▶ [Given task]:
Go through the listing and return every line with "none" in it.

====== Exercise inputs ======

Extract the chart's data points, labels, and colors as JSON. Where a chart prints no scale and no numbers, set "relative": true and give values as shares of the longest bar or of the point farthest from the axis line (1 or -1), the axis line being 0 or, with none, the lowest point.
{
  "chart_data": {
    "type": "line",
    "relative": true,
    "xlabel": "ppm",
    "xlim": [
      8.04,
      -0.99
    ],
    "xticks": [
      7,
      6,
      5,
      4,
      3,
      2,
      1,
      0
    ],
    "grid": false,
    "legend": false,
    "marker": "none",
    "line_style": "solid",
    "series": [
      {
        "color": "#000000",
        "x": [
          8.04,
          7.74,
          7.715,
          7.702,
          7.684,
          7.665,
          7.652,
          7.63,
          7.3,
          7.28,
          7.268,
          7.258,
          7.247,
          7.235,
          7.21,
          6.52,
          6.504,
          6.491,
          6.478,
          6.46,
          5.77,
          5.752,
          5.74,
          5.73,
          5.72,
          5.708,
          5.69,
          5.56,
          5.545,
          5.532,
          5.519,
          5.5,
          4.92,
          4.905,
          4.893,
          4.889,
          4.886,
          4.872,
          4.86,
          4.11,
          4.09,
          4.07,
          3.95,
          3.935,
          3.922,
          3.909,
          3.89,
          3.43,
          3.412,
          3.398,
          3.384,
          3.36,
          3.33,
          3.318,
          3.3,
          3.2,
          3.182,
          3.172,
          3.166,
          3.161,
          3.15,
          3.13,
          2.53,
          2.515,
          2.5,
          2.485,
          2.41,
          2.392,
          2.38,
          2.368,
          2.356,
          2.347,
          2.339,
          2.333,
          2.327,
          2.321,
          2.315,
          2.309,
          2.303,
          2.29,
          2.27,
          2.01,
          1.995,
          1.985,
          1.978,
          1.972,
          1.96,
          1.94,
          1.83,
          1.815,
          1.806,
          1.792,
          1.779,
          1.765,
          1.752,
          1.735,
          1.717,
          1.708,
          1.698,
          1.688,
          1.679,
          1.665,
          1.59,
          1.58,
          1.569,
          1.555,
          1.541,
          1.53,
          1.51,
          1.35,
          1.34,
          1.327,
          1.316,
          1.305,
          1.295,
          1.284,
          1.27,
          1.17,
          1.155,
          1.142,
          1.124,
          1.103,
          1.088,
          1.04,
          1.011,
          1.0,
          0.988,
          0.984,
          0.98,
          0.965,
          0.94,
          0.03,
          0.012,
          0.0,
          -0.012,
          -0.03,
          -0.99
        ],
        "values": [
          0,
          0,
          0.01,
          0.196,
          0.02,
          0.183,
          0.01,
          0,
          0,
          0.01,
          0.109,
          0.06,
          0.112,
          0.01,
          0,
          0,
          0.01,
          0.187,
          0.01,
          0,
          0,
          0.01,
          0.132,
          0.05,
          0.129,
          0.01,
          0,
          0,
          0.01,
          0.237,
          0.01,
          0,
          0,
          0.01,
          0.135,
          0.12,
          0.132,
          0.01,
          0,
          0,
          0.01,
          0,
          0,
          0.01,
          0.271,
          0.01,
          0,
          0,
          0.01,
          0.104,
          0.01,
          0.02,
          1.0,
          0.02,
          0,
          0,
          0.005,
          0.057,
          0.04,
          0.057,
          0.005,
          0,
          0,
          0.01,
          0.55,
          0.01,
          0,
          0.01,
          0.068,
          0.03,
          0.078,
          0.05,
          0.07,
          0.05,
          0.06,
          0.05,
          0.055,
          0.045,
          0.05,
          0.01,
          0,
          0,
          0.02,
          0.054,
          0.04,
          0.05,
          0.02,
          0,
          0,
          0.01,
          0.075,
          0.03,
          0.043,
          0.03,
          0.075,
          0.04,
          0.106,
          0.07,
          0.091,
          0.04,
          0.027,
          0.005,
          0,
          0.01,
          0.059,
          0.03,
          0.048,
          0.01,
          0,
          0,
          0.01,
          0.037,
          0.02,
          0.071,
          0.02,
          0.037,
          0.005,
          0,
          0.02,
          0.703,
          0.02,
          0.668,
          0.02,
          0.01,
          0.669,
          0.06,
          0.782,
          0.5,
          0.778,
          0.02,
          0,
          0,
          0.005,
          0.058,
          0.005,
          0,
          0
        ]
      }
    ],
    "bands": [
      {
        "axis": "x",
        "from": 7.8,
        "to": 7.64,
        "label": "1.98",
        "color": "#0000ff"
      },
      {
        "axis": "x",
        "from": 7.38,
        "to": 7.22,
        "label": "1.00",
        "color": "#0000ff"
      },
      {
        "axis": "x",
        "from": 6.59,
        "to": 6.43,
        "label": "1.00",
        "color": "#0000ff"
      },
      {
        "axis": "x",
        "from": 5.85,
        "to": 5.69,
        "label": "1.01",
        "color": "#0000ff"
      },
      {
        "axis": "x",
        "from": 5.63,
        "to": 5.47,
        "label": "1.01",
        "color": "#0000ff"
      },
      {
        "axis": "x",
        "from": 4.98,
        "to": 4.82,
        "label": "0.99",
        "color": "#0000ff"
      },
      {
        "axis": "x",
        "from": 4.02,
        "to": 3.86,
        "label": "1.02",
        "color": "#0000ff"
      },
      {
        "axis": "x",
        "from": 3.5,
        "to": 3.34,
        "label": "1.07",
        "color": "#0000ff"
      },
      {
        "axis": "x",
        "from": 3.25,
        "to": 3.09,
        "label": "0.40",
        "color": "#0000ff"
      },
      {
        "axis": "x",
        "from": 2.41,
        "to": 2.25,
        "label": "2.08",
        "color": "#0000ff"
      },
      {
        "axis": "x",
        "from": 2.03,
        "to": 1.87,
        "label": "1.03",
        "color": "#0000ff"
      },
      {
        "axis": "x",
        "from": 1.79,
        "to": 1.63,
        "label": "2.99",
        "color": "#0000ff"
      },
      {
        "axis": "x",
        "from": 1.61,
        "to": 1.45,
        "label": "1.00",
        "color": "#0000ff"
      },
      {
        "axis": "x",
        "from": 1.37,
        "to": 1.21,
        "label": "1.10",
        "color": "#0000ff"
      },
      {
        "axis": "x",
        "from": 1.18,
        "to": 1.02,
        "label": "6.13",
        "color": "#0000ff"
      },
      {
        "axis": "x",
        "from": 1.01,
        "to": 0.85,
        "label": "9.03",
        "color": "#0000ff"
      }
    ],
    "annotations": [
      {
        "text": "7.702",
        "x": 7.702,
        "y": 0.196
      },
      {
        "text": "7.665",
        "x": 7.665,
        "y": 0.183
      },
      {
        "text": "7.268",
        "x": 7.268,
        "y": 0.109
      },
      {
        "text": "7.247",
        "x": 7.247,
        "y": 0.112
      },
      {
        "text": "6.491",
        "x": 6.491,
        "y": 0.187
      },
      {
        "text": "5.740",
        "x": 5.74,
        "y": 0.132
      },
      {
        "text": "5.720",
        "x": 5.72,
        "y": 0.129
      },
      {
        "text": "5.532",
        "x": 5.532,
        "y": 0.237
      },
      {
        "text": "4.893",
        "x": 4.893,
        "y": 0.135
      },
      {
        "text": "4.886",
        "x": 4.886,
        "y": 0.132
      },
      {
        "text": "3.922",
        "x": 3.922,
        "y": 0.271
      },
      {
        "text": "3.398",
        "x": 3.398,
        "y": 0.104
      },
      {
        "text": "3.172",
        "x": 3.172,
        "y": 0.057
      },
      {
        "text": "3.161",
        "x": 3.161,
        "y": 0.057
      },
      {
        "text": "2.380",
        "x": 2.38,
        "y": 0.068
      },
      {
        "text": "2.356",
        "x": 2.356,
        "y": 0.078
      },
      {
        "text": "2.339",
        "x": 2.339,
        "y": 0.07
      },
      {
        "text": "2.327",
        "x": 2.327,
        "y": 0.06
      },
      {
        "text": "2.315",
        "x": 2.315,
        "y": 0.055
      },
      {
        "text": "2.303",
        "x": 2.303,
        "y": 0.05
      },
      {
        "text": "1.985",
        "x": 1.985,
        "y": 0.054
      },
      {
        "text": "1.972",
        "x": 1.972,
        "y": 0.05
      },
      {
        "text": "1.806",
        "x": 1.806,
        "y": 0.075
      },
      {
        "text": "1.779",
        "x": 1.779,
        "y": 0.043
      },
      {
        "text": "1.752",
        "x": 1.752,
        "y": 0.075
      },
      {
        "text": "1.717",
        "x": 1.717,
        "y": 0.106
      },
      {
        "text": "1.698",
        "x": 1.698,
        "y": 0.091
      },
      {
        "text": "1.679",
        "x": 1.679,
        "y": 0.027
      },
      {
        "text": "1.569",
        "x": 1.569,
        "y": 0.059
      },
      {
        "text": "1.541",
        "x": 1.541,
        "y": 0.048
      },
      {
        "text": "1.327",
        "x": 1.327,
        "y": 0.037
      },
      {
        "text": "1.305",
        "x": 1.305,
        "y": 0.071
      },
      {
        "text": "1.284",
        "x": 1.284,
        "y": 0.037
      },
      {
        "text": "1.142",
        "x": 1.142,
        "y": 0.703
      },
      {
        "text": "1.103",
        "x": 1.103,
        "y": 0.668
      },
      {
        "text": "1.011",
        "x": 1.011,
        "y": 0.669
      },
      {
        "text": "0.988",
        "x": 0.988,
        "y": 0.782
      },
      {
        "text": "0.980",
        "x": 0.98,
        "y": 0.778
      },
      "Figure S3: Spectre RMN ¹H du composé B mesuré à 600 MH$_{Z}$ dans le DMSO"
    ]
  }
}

======

▶ [Solution for this exercise]:
Extract the chart's data points, labels, and colors as JSON. Where a chart prints no scale and no numbers, set "relative": true and give values as shares of the longest bar or of the point farthest from the axis line (1 or -1), the axis line being 0 or, with none, the lowest point.
    "marker": "none",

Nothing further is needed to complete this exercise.